- WHAT YOU NEED TO DO: In the entries that follow, locate the line with "Give me a plain-text", then restate that line and all later lines exactly as they appear, leaving pictures out.

Extracted data entries:
* Begin *
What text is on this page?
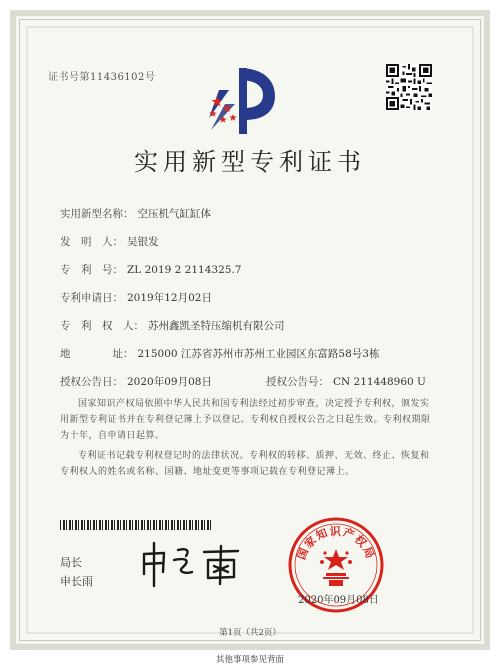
证书号第11436102号
实用新型专利证书
实用新型名称： 空压机气缸缸体
发　明　人： 吴银发
专　利　号： ZL 2019 2 2114325.7
专利申请日： 2019年12月02日
专　利　权　人： 苏州鑫凯圣特压缩机有限公司
地　　　　址： 215000 江苏省苏州市苏州工业园区东富路58号3栋
授权公告日： 2020年09月08日	授权公告号： CN 211448960 U
国家知识产权局依照中华人民共和国专利法经过初步审查，决定授予专利权，颁发实用新型专利证书并在专利登记簿上予以登记。专利权自授权公告之日起生效。专利权期限为十年，自申请日起算。
专利证书记载专利权登记时的法律状况。专利权的转移、质押、无效、终止、恢复和专利权人的姓名或名称、国籍、地址变更等事项记载在专利登记簿上。
局长
申长雨
国家知识产权局
2020年09月08日
第1页（共2页）
其他事项参见背面
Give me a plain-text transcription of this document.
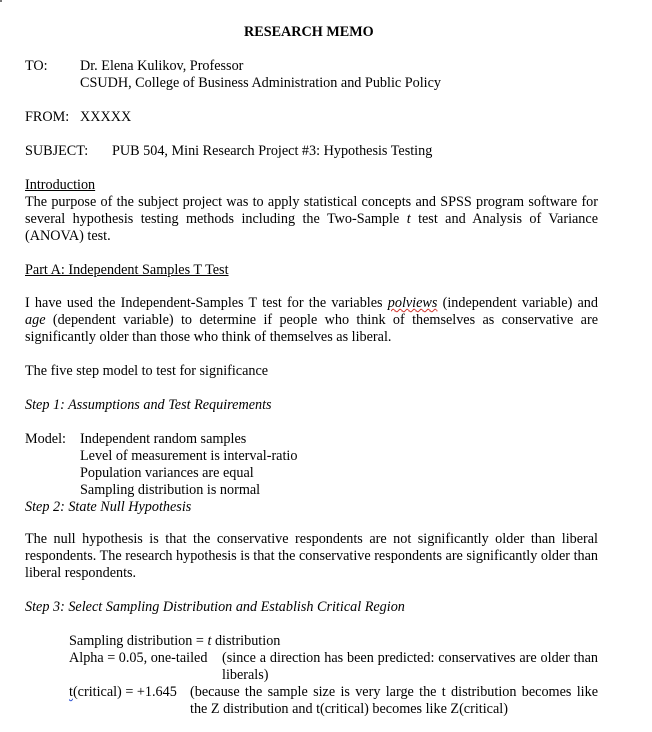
RESEARCH MEMO
TO: Dr. Elena Kulikov, Professor
CSUDH, College of Business Administration and Public Policy
FROM: XXXXX
SUBJECT: PUB 504, Mini Research Project #3: Hypothesis Testing
Introduction
The purpose of the subject project was to apply statistical concepts and SPSS program software for several hypothesis testing methods including the Two-Sample t test and Analysis of Variance (ANOVA) test.
Part A: Independent Samples T Test
I have used the Independent-Samples T test for the variables polviews (independent variable) and age (dependent variable) to determine if people who think of themselves as conservative are significantly older than those who think of themselves as liberal.
The five step model to test for significance
Step 1: Assumptions and Test Requirements
Model: Independent random samples
Level of measurement is interval-ratio
Population variances are equal
Sampling distribution is normal
Step 2: State Null Hypothesis
The null hypothesis is that the conservative respondents are not significantly older than liberal respondents. The research hypothesis is that the conservative respondents are significantly older than liberal respondents.
Step 3: Select Sampling Distribution and Establish Critical Region
Sampling distribution = t distribution
Alpha = 0.05, one-tailed (since a direction has been predicted: conservatives are older than liberals)
t(critical) = +1.645 (because the sample size is very large the t distribution becomes like the Z distribution and t(critical) becomes like Z(critical)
* End *
- TASK ANSWER:
Give me a plain-text transcription of this document.
RESEARCH MEMO
TO: Dr. Elena Kulikov, Professor
CSUDH, College of Business Administration and Public Policy
FROM: XXXXX
SUBJECT: PUB 504, Mini Research Project #3: Hypothesis Testing
Introduction
The purpose of the subject project was to apply statistical concepts and SPSS program software for several hypothesis testing methods including the Two-Sample t test and Analysis of Variance (ANOVA) test.
Part A: Independent Samples T Test
I have used the Independent-Samples T test for the variables polviews (independent variable) and age (dependent variable) to determine if people who think of themselves as conservative are significantly older than those who think of themselves as liberal.
The five step model to test for significance
Step 1: Assumptions and Test Requirements
Model: Independent random samples
Level of measurement is interval-ratio
Population variances are equal
Sampling distribution is normal
Step 2: State Null Hypothesis
The null hypothesis is that the conservative respondents are not significantly older than liberal respondents. The research hypothesis is that the conservative respondents are significantly older than liberal respondents.
Step 3: Select Sampling Distribution and Establish Critical Region
Sampling distribution = t distribution
Alpha = 0.05, one-tailed (since a direction has been predicted: conservatives are older than liberals)
t(critical) = +1.645 (because the sample size is very large the t distribution becomes like the Z distribution and t(critical) becomes like Z(critical)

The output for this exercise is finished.